## Task directions
Copy every row below word for word, leaving out the pictures.

## Supplied material
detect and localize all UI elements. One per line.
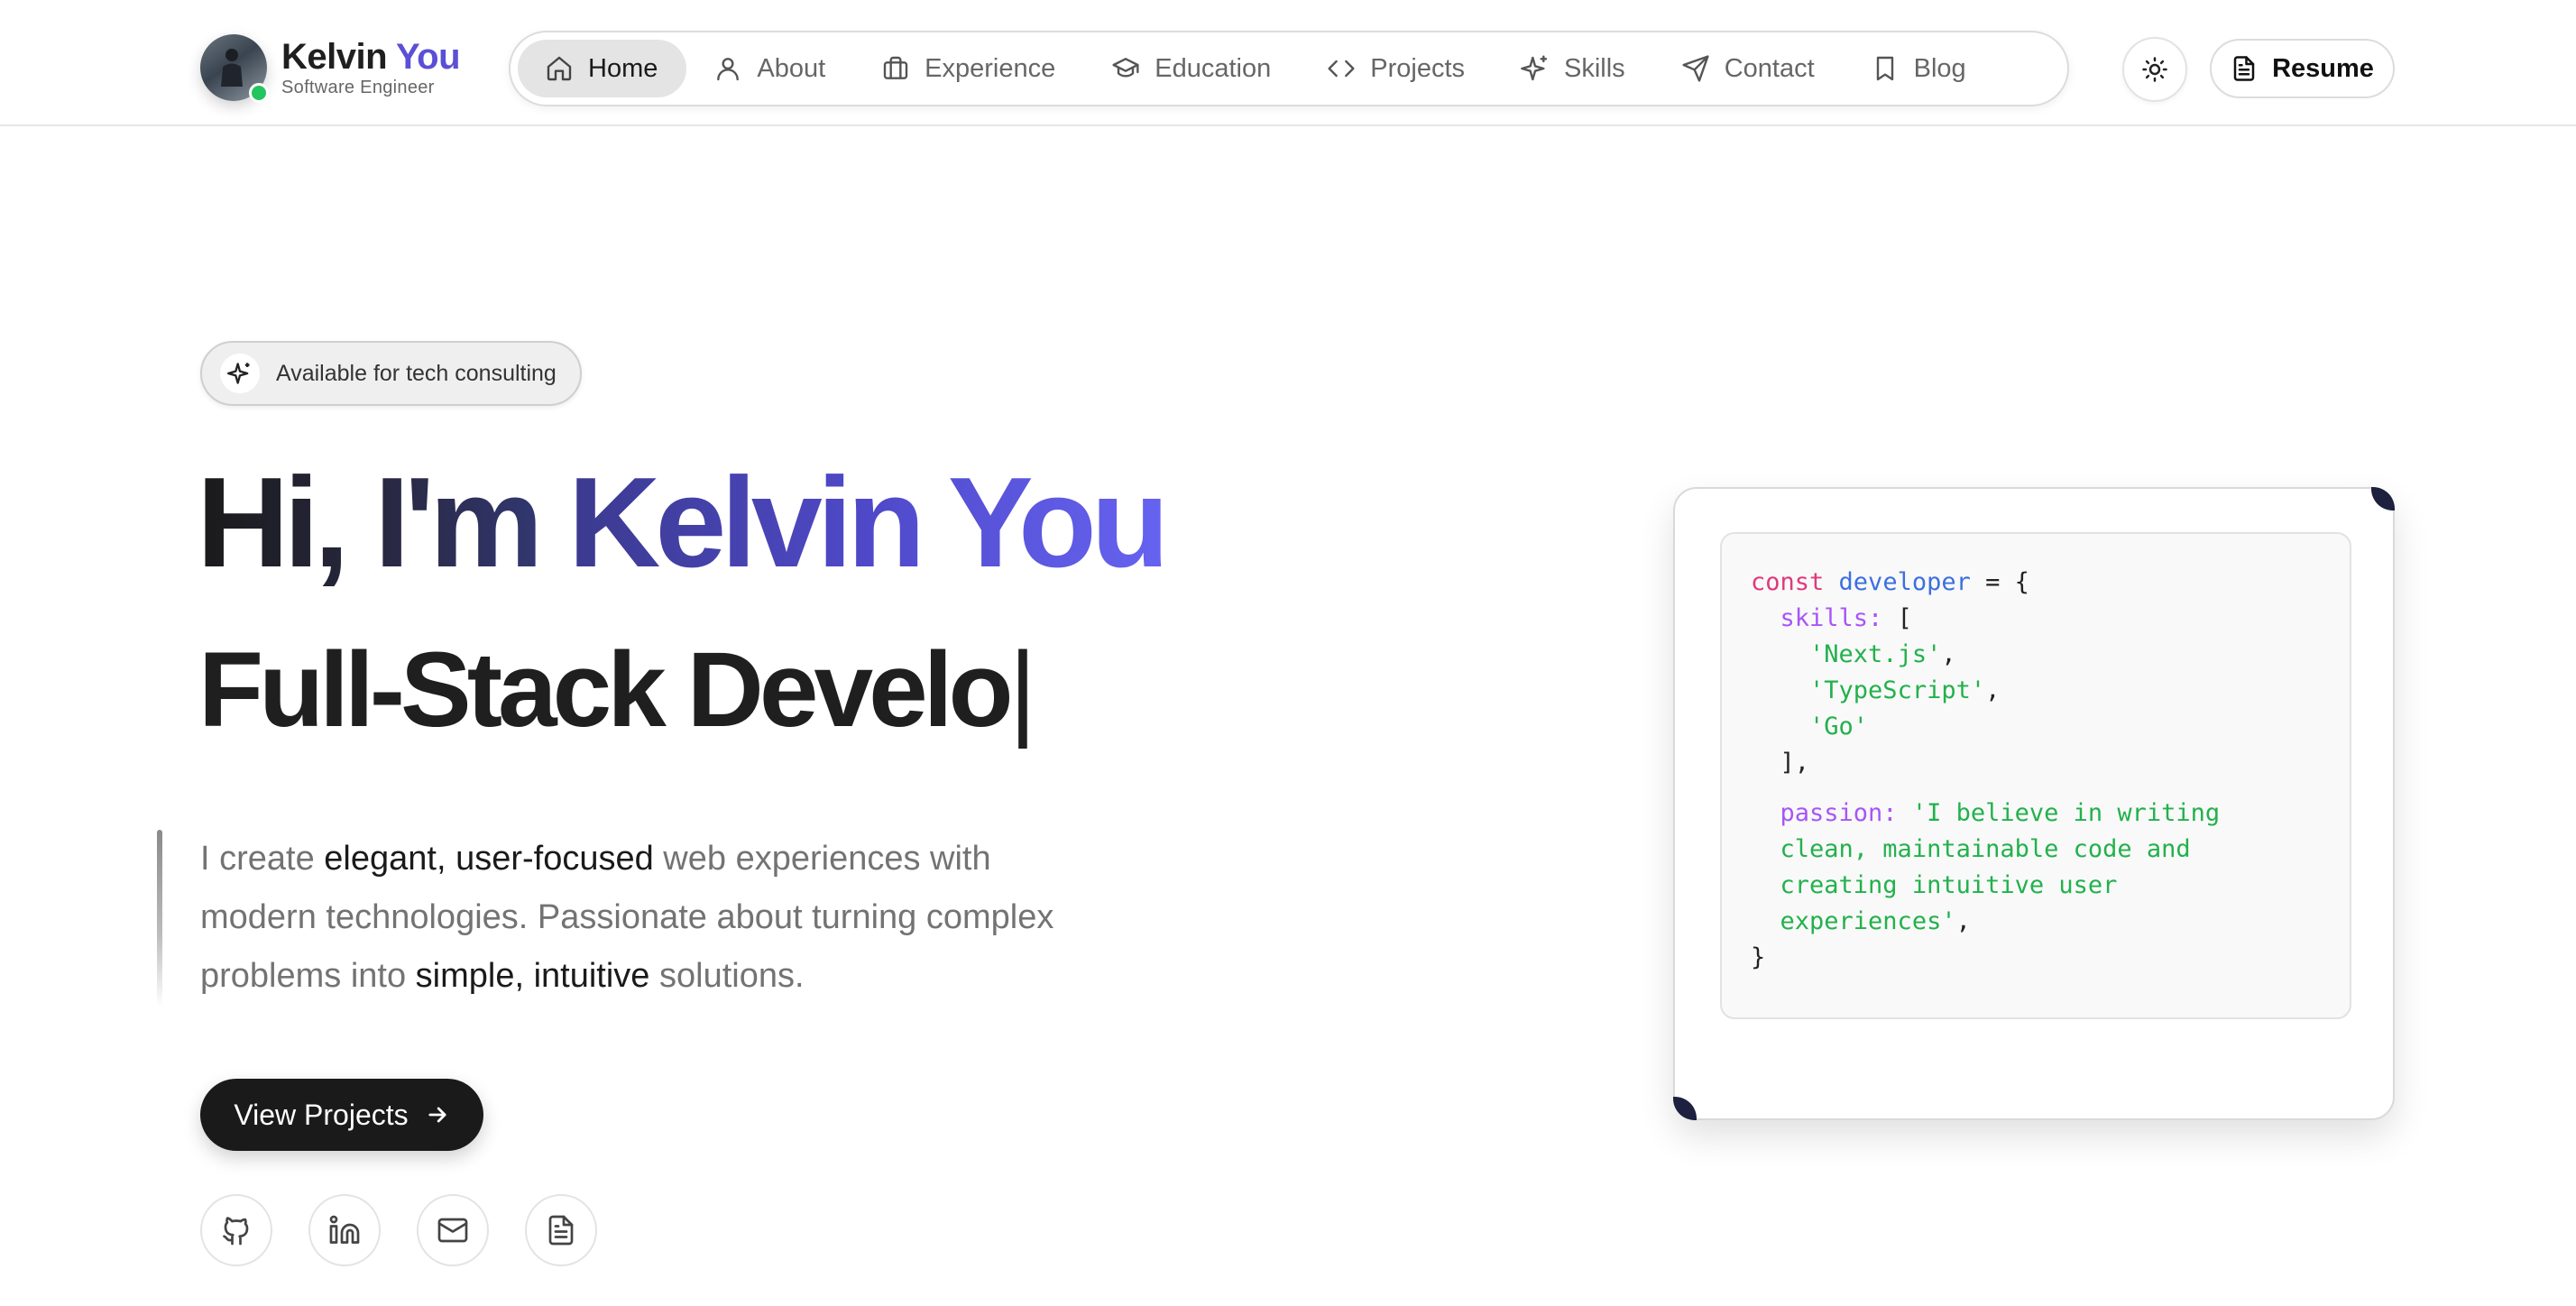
graduation-cap-icon bbox=[1112, 58, 1139, 78]
main-nav: Home About Experience Education Projects… bbox=[509, 31, 2069, 106]
nav-label: Education bbox=[1155, 53, 1272, 83]
nav-item-skills[interactable]: Skills bbox=[1494, 40, 1654, 97]
user-icon bbox=[717, 58, 740, 81]
code-string: experiences' bbox=[1780, 907, 1956, 935]
code-line: } bbox=[1751, 940, 2321, 976]
code-snippet: const developer = { skills: [ 'Next.js',… bbox=[1720, 532, 2351, 1019]
social-links bbox=[200, 1194, 633, 1266]
code-property: skills: bbox=[1780, 604, 1883, 632]
github-link[interactable] bbox=[200, 1194, 272, 1266]
resume-label: Resume bbox=[2272, 53, 2374, 83]
brand-first-name: Kelvin bbox=[281, 37, 388, 77]
nav-item-blog[interactable]: Blog bbox=[1844, 40, 1995, 97]
code-variable: developer bbox=[1838, 568, 1971, 596]
code-line: creating intuitive user bbox=[1751, 868, 2321, 904]
nav-label: Experience bbox=[925, 53, 1056, 83]
code-card: const developer = { skills: [ 'Next.js',… bbox=[1673, 487, 2395, 1120]
brand[interactable]: Kelvin You Software Engineer bbox=[200, 34, 461, 103]
typing-cursor: | bbox=[1008, 630, 1037, 750]
nav-label: About bbox=[757, 53, 826, 83]
linkedin-link[interactable] bbox=[308, 1194, 381, 1266]
intro-paragraph: I create elegant, user-focused web exper… bbox=[200, 830, 1066, 1006]
theme-toggle-button[interactable] bbox=[2122, 37, 2187, 102]
hero-title: Hi, I'm Kelvin You bbox=[197, 451, 1170, 595]
nav-item-home[interactable]: Home bbox=[518, 40, 687, 97]
typed-role-text: Full-Stack Develo bbox=[198, 630, 1014, 750]
code-string: creating intuitive user bbox=[1780, 871, 2118, 899]
hero-name: Kelvin You bbox=[567, 451, 1170, 594]
brand-name: Kelvin You bbox=[281, 37, 461, 77]
nav-item-education[interactable]: Education bbox=[1084, 40, 1300, 97]
intro-emphasis: elegant, user-focused bbox=[324, 840, 654, 878]
code-punct: = { bbox=[1970, 568, 2029, 596]
code-punct: ], bbox=[1780, 749, 1810, 777]
resume-button[interactable]: Resume bbox=[2210, 39, 2395, 98]
code-string: 'I believe in writing bbox=[1911, 799, 2221, 827]
navbar: Kelvin You Software Engineer Home About … bbox=[0, 0, 2576, 126]
nav-item-experience[interactable]: Experience bbox=[854, 40, 1084, 97]
bookmark-icon bbox=[1876, 56, 1893, 81]
card-corner-accent bbox=[1673, 1097, 1697, 1120]
code-keyword: const bbox=[1751, 568, 1825, 596]
sparkles-icon bbox=[220, 354, 260, 393]
code-line: experiences', bbox=[1780, 907, 1971, 935]
code-punct: } bbox=[1751, 943, 1766, 971]
code-line: skills: [ bbox=[1751, 601, 2321, 637]
brand-subtitle: Software Engineer bbox=[281, 78, 435, 97]
online-status-dot bbox=[249, 83, 269, 103]
code-string: 'Go' bbox=[1809, 713, 1869, 740]
hero-greeting: Hi, I'm bbox=[197, 451, 568, 594]
view-projects-label: View Projects bbox=[234, 1098, 409, 1131]
resume-link[interactable] bbox=[525, 1194, 597, 1266]
code-punct: [ bbox=[1882, 604, 1912, 632]
mail-icon bbox=[437, 1218, 468, 1243]
code-line: clean, maintainable code and bbox=[1751, 832, 2321, 868]
nav-label: Blog bbox=[1913, 53, 1966, 83]
code-line: 'TypeScript', bbox=[1809, 676, 2001, 704]
brand-last-name: You bbox=[395, 37, 461, 77]
intro-emphasis: simple, intuitive bbox=[415, 957, 650, 995]
availability-badge: Available for tech consulting bbox=[200, 341, 582, 406]
code-property: passion: bbox=[1780, 799, 1898, 827]
card-corner-accent bbox=[2371, 487, 2395, 510]
code-line: 'Next.js', bbox=[1809, 640, 1956, 668]
sparkles-icon bbox=[1521, 55, 1548, 81]
code-string: clean, maintainable code and bbox=[1780, 835, 2191, 863]
view-projects-button[interactable]: View Projects bbox=[200, 1079, 483, 1151]
code-string: 'TypeScript' bbox=[1809, 676, 1986, 704]
briefcase-icon bbox=[883, 56, 908, 79]
nav-item-projects[interactable]: Projects bbox=[1300, 40, 1494, 97]
nav-label: Projects bbox=[1370, 53, 1466, 83]
intro-text: solutions. bbox=[649, 957, 805, 995]
github-icon bbox=[223, 1217, 249, 1246]
nav-item-about[interactable]: About bbox=[686, 40, 854, 97]
file-text-icon bbox=[548, 1215, 574, 1246]
code-line: passion: 'I believe in writing bbox=[1751, 796, 2321, 832]
hero-role: Full-Stack Develo| bbox=[198, 631, 1036, 749]
arrow-right-icon bbox=[428, 1107, 446, 1123]
code-icon bbox=[1328, 60, 1355, 78]
sun-icon bbox=[2142, 57, 2167, 82]
code-string: 'Next.js' bbox=[1809, 640, 1942, 668]
intro-accent-bar bbox=[157, 830, 162, 1007]
intro-text: I create bbox=[200, 840, 325, 878]
code-line: const developer = { bbox=[1751, 565, 2321, 601]
email-link[interactable] bbox=[417, 1194, 489, 1266]
nav-label: Home bbox=[588, 53, 658, 83]
code-line: ], bbox=[1751, 745, 2321, 781]
nav-label: Contact bbox=[1724, 53, 1815, 83]
nav-label: Skills bbox=[1564, 53, 1625, 83]
home-icon bbox=[547, 56, 572, 81]
badge-label: Available for tech consulting bbox=[276, 360, 557, 386]
nav-item-contact[interactable]: Contact bbox=[1654, 40, 1844, 97]
code-line: 'Go' bbox=[1751, 709, 2321, 745]
file-text-icon bbox=[2233, 56, 2255, 81]
send-icon bbox=[1682, 55, 1709, 82]
avatar-photo bbox=[221, 49, 243, 87]
linkedin-icon bbox=[329, 1215, 360, 1244]
avatar bbox=[200, 34, 269, 103]
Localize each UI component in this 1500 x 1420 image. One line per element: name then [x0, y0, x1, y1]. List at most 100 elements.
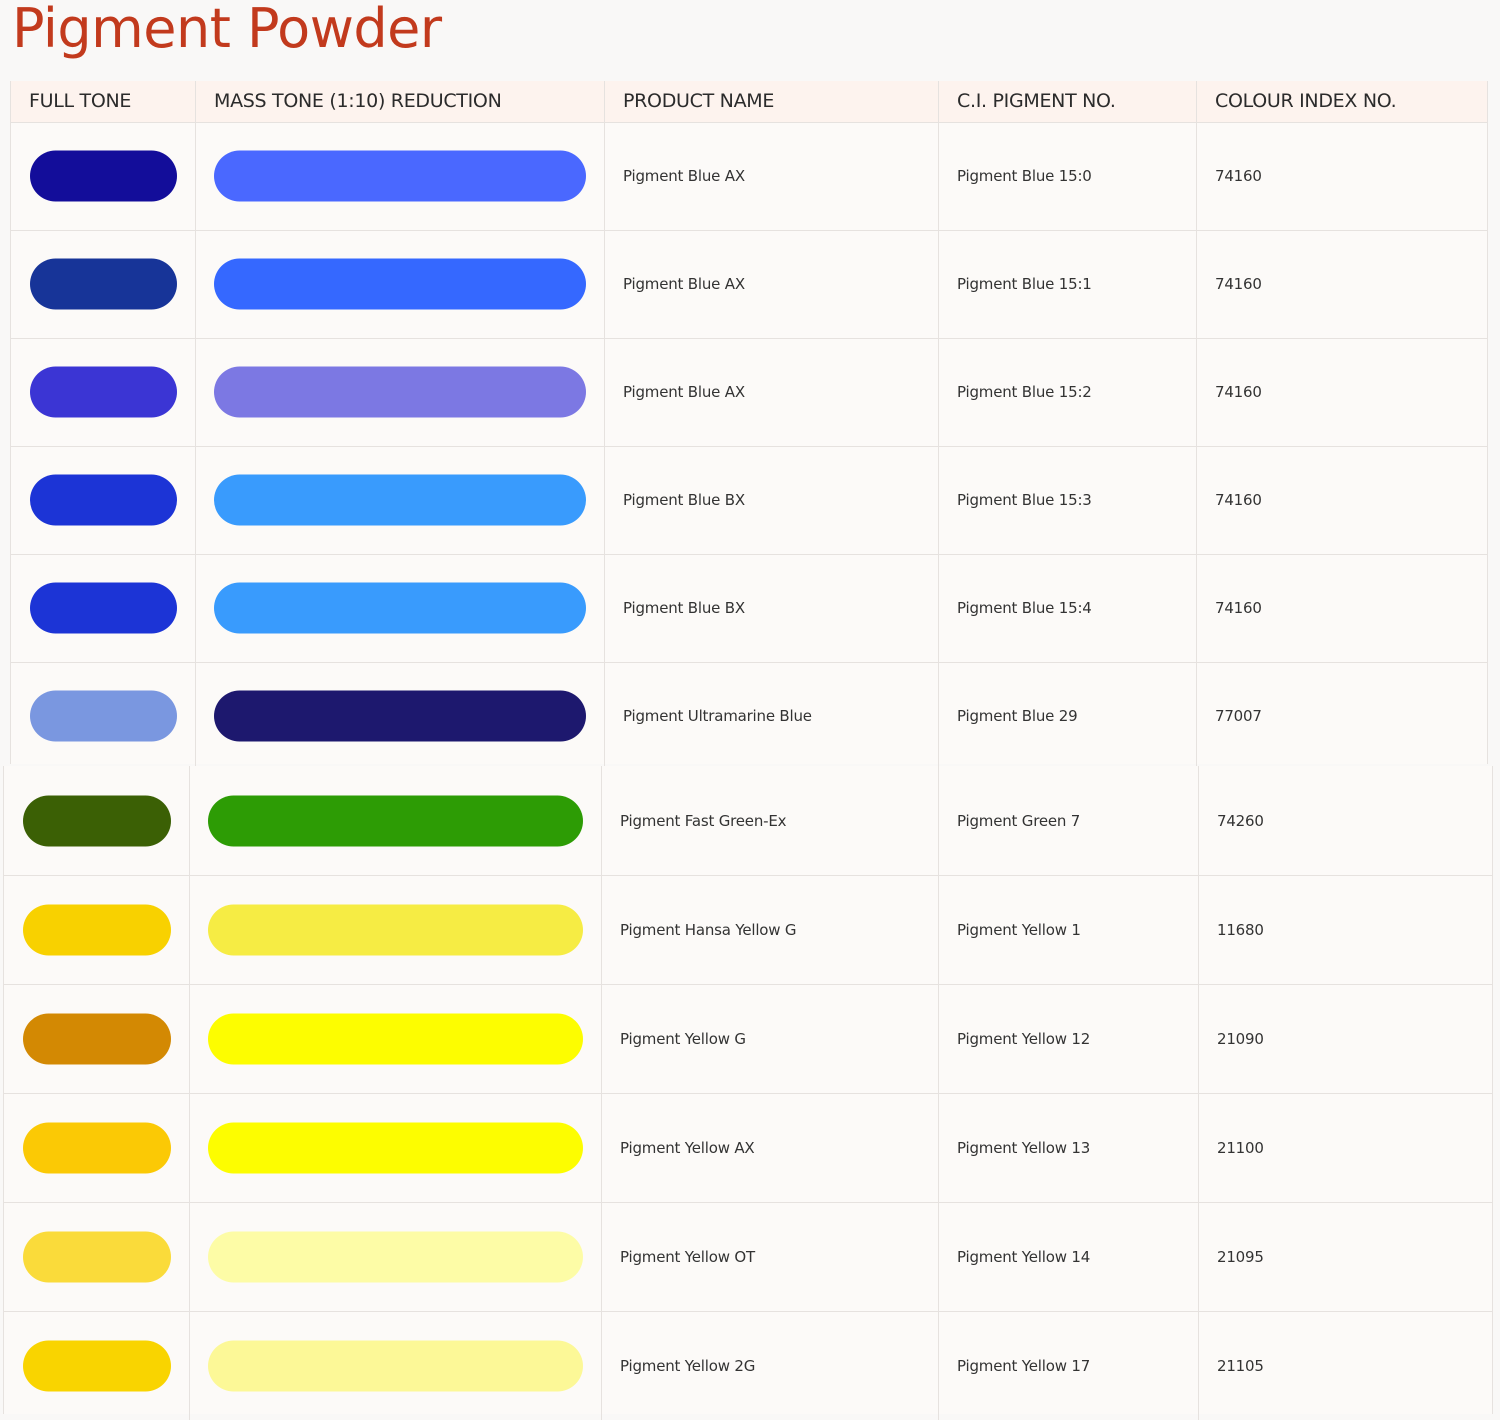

## Written answer
detect and localize all UI elements. One per line.
graduation-cap-icon bbox=[1112, 58, 1139, 78]
main-nav: Home About Experience Education Projects… bbox=[509, 31, 2069, 106]
nav-label: Education bbox=[1155, 53, 1272, 83]
nav-item-skills[interactable]: Skills bbox=[1494, 40, 1654, 97]
user-icon bbox=[717, 58, 740, 81]
code-string: experiences' bbox=[1780, 907, 1956, 935]
code-line: } bbox=[1751, 940, 2321, 976]
code-snippet: const developer = { skills: [ 'Next.js',… bbox=[1720, 532, 2351, 1019]
social-links bbox=[200, 1194, 633, 1266]
code-property: skills: bbox=[1780, 604, 1883, 632]
github-link[interactable] bbox=[200, 1194, 272, 1266]
resume-label: Resume bbox=[2272, 53, 2374, 83]
brand-first-name: Kelvin bbox=[281, 37, 388, 77]
nav-item-blog[interactable]: Blog bbox=[1844, 40, 1995, 97]
code-variable: developer bbox=[1838, 568, 1971, 596]
code-line: creating intuitive user bbox=[1751, 868, 2321, 904]
nav-label: Experience bbox=[925, 53, 1056, 83]
code-card: const developer = { skills: [ 'Next.js',… bbox=[1673, 487, 2395, 1120]
brand[interactable]: Kelvin You Software Engineer bbox=[200, 34, 461, 103]
typing-cursor: | bbox=[1008, 630, 1037, 750]
nav-label: About bbox=[757, 53, 826, 83]
linkedin-link[interactable] bbox=[308, 1194, 381, 1266]
intro-paragraph: I create elegant, user-focused web exper… bbox=[200, 830, 1066, 1006]
theme-toggle-button[interactable] bbox=[2122, 37, 2187, 102]
hero-title: Hi, I'm Kelvin You bbox=[197, 451, 1170, 595]
nav-item-home[interactable]: Home bbox=[518, 40, 687, 97]
typed-role-text: Full-Stack Develo bbox=[198, 630, 1014, 750]
code-string: creating intuitive user bbox=[1780, 871, 2118, 899]
hero-name: Kelvin You bbox=[567, 451, 1170, 594]
brand-name: Kelvin You bbox=[281, 37, 461, 77]
nav-item-education[interactable]: Education bbox=[1084, 40, 1300, 97]
intro-emphasis: elegant, user-focused bbox=[324, 840, 654, 878]
code-punct: = { bbox=[1970, 568, 2029, 596]
code-punct: ], bbox=[1780, 749, 1810, 777]
resume-button[interactable]: Resume bbox=[2210, 39, 2395, 98]
code-string: 'I believe in writing bbox=[1911, 799, 2221, 827]
navbar: Kelvin You Software Engineer Home About … bbox=[0, 0, 2576, 126]
nav-item-experience[interactable]: Experience bbox=[854, 40, 1084, 97]
bookmark-icon bbox=[1876, 56, 1893, 81]
card-corner-accent bbox=[1673, 1097, 1697, 1120]
code-keyword: const bbox=[1751, 568, 1825, 596]
sparkles-icon bbox=[220, 354, 260, 393]
code-line: experiences', bbox=[1780, 907, 1971, 935]
code-punct: } bbox=[1751, 943, 1766, 971]
code-line: skills: [ bbox=[1751, 601, 2321, 637]
brand-subtitle: Software Engineer bbox=[281, 78, 435, 97]
online-status-dot bbox=[249, 83, 269, 103]
code-string: 'Go' bbox=[1809, 713, 1869, 740]
hero-greeting: Hi, I'm bbox=[197, 451, 568, 594]
view-projects-label: View Projects bbox=[234, 1098, 409, 1131]
resume-link[interactable] bbox=[525, 1194, 597, 1266]
code-punct: [ bbox=[1882, 604, 1912, 632]
mail-icon bbox=[437, 1218, 468, 1243]
code-line: clean, maintainable code and bbox=[1751, 832, 2321, 868]
nav-label: Blog bbox=[1913, 53, 1966, 83]
code-line: 'TypeScript', bbox=[1809, 676, 2001, 704]
brand-last-name: You bbox=[395, 37, 461, 77]
intro-emphasis: simple, intuitive bbox=[415, 957, 650, 995]
availability-badge: Available for tech consulting bbox=[200, 341, 582, 406]
code-property: passion: bbox=[1780, 799, 1898, 827]
card-corner-accent bbox=[2371, 487, 2395, 510]
code-line: 'Next.js', bbox=[1809, 640, 1956, 668]
sparkles-icon bbox=[1521, 55, 1548, 81]
code-string: clean, maintainable code and bbox=[1780, 835, 2191, 863]
view-projects-button[interactable]: View Projects bbox=[200, 1079, 483, 1151]
code-string: 'TypeScript' bbox=[1809, 676, 1986, 704]
briefcase-icon bbox=[883, 56, 908, 79]
nav-item-projects[interactable]: Projects bbox=[1300, 40, 1494, 97]
nav-label: Projects bbox=[1370, 53, 1466, 83]
intro-text: solutions. bbox=[649, 957, 805, 995]
github-icon bbox=[223, 1217, 249, 1246]
nav-item-about[interactable]: About bbox=[686, 40, 854, 97]
file-text-icon bbox=[548, 1215, 574, 1246]
code-line: passion: 'I believe in writing bbox=[1751, 796, 2321, 832]
hero-role: Full-Stack Develo| bbox=[198, 631, 1036, 749]
arrow-right-icon bbox=[428, 1107, 446, 1123]
code-icon bbox=[1328, 60, 1355, 78]
sun-icon bbox=[2142, 57, 2167, 82]
code-string: 'Next.js' bbox=[1809, 640, 1942, 668]
intro-accent-bar bbox=[157, 830, 162, 1007]
intro-text: I create bbox=[200, 840, 325, 878]
code-line: const developer = { bbox=[1751, 565, 2321, 601]
email-link[interactable] bbox=[417, 1194, 489, 1266]
nav-label: Home bbox=[588, 53, 658, 83]
code-line: ], bbox=[1751, 745, 2321, 781]
nav-label: Contact bbox=[1724, 53, 1815, 83]
nav-label: Skills bbox=[1564, 53, 1625, 83]
home-icon bbox=[547, 56, 572, 81]
badge-label: Available for tech consulting bbox=[276, 360, 557, 386]
nav-item-contact[interactable]: Contact bbox=[1654, 40, 1844, 97]
code-line: 'Go' bbox=[1751, 709, 2321, 745]
file-text-icon bbox=[2233, 56, 2255, 81]
send-icon bbox=[1682, 55, 1709, 82]
avatar-photo bbox=[221, 49, 243, 87]
linkedin-icon bbox=[329, 1215, 360, 1244]
avatar bbox=[200, 34, 269, 103]
Localize each UI component in this 1500 x 1420 image. One line per element: name then [x0, y0, x1, y1]. List at most 100 elements.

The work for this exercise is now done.